**What to produce:** Spot every line with the word "跟踪训练" and return it.

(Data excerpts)
######

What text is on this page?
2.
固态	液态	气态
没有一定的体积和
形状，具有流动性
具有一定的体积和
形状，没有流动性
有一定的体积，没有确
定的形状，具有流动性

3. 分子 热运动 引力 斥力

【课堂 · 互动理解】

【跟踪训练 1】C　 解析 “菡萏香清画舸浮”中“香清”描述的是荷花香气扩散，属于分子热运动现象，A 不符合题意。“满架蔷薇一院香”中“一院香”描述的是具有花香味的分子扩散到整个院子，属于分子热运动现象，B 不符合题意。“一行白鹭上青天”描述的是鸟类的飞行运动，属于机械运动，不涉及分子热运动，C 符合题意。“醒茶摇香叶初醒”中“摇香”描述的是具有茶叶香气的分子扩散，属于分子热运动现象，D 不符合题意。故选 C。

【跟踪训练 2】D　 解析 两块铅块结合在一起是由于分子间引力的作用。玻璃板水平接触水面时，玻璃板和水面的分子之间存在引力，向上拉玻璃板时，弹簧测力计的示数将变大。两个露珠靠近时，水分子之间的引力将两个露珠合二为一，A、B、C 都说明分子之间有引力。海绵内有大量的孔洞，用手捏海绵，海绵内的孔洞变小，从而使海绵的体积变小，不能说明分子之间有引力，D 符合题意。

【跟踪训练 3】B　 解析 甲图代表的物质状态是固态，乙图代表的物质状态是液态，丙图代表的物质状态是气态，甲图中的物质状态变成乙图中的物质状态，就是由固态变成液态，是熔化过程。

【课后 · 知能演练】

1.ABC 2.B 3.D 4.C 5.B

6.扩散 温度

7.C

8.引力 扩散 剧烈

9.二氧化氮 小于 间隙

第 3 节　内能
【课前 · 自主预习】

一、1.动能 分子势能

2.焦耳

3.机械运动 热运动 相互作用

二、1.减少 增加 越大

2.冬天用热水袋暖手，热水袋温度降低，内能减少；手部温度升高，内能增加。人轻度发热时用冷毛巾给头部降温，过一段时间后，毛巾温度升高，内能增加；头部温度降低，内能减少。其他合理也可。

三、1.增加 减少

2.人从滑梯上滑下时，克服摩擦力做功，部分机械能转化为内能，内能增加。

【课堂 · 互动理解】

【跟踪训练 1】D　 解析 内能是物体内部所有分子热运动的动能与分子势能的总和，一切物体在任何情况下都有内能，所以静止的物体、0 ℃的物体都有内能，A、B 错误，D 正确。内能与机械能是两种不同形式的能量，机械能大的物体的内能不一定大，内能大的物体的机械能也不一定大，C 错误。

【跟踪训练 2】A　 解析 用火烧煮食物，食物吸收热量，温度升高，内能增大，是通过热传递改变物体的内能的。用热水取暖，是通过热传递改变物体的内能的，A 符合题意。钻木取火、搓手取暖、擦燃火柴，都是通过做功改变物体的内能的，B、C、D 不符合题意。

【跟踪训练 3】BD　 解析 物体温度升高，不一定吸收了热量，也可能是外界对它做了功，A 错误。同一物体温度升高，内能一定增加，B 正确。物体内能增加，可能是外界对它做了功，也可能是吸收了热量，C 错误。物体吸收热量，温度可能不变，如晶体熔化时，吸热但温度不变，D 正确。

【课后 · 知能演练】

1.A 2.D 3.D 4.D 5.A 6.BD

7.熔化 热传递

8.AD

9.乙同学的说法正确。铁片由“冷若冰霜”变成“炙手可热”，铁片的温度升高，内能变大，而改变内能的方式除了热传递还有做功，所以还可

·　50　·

######

**The solution:**
【跟踪训练 1】C　 解析 “菡萏香清画舸浮”中“香清”描述的是荷花香气扩散，属于分子热运动现象，A 不符合题意。“满架蔷薇一院香”中“一院香”描述的是具有花香味的分子扩散到整个院子，属于分子热运动现象，B 不符合题意。“一行白鹭上青天”描述的是鸟类的飞行运动，属于机械运动，不涉及分子热运动，C 符合题意。“醒茶摇香叶初醒”中“摇香”描述的是具有茶叶香气的分子扩散，属于分子热运动现象，D 不符合题意。故选 C。
【跟踪训练 2】D　 解析 两块铅块结合在一起是由于分子间引力的作用。玻璃板水平接触水面时，玻璃板和水面的分子之间存在引力，向上拉玻璃板时，弹簧测力计的示数将变大。两个露珠靠近时，水分子之间的引力将两个露珠合二为一，A、B、C 都说明分子之间有引力。海绵内有大量的孔洞，用手捏海绵，海绵内的孔洞变小，从而使海绵的体积变小，不能说明分子之间有引力，D 符合题意。
【跟踪训练 3】B　 解析 甲图代表的物质状态是固态，乙图代表的物质状态是液态，丙图代表的物质状态是气态，甲图中的物质状态变成乙图中的物质状态，就是由固态变成液态，是熔化过程。
【跟踪训练 1】D　 解析 内能是物体内部所有分子热运动的动能与分子势能的总和，一切物体在任何情况下都有内能，所以静止的物体、0 ℃的物体都有内能，A、B 错误，D 正确。内能与机械能是两种不同形式的能量，机械能大的物体的内能不一定大，内能大的物体的机械能也不一定大，C 错误。
【跟踪训练 2】A　 解析 用火烧煮食物，食物吸收热量，温度升高，内能增大，是通过热传递改变物体的内能的。用热水取暖，是通过热传递改变物体的内能的，A 符合题意。钻木取火、搓手取暖、擦燃火柴，都是通过做功改变物体的内能的，B、C、D 不符合题意。
【跟踪训练 3】BD　 解析 物体温度升高，不一定吸收了热量，也可能是外界对它做了功，A 错误。同一物体温度升高，内能一定增加，B 正确。物体内能增加，可能是外界对它做了功，也可能是吸收了热量，C 错误。物体吸收热量，温度可能不变，如晶体熔化时，吸热但温度不变，D 正确。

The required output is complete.